» **Jouw doel**
Herhaal woord voor woord het deel van de tekst over samenhangende IT-overeenkomsten tussen "Wanneer vervolgens de" en "van alle overeenkomsten?", beide inbegrepen.

» **Bronfragment**
------
Samenhangende IT-overeenkomsten
Hoe is dit bij IT-overeenkomsten geregeld? Denk daarbij aan een implementatieovereenkomst, een licentieovereenkomst, een onderhoudsovereenkomst, een Service Level Agreement en een verwerkersovereenkomst die allemaal ten behoeve van één IT-project worden gesloten. Deze overeenkomsten kunnen de IT-leverancier en de afnemer betreffen, maar er kunnen ook overeenkomsten met derde partijen worden gesloten. Grote softwarelicentiegevers laten hun software veelal door IT-implementatiepartners implementeren. De softwarelicentie- (en onderhouds)overeenkomst wordt dan met de softwarelicentiegever gesloten, de implementatieovereenkomst met de IT-partner.
Wanneer vervolgens de resultaten van het IT-project tegenvallen, willen afnemers meestal graag de gehele set overeenkomsten ontbinden. Maar wat als de ontevredenheid alleen wordt veroorzaakt door de implementatie van de software, maar met de software op zichzelf niets mis is? Ook het omgekeerde kan het geval zijn: de implementatie is op zichzelf goed verlopen, maar gaandeweg het traject blijkt dat de software de benodigde/gewenste functionaliteiten ontbeert. Rechtvaardigt een tekortkoming in een van de overeenkomsten dan wel ontbinding van alle overeenkomsten?
------
» **Aangeleverde gegevens**
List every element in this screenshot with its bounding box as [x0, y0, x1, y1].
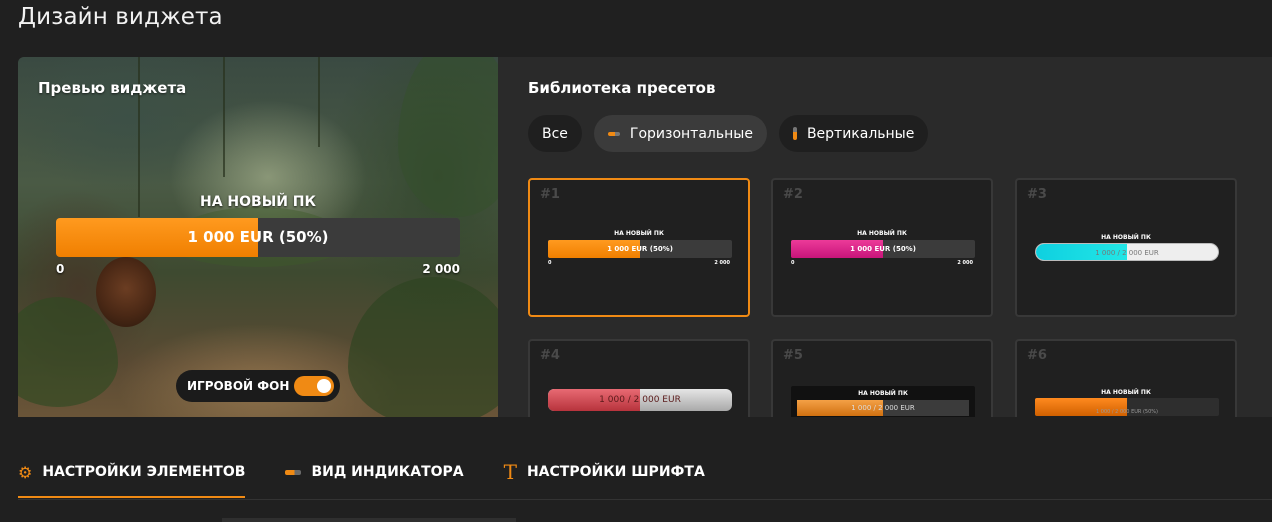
------
» **Geschreven antwoord**
Wanneer vervolgens de resultaten van het IT-project tegenvallen, willen afnemers meestal graag de gehele set overeenkomsten ontbinden. Maar wat als de ontevredenheid alleen wordt veroorzaakt door de implementatie van de software, maar met de software op zichzelf niets mis is? Ook het omgekeerde kan het geval zijn: de implementatie is op zichzelf goed verlopen, maar gaandeweg het traject blijkt dat de software de benodigde/gewenste functionaliteiten ontbeert. Rechtvaardigt een tekortkoming in een van de overeenkomsten dan wel ontbinding van alle overeenkomsten?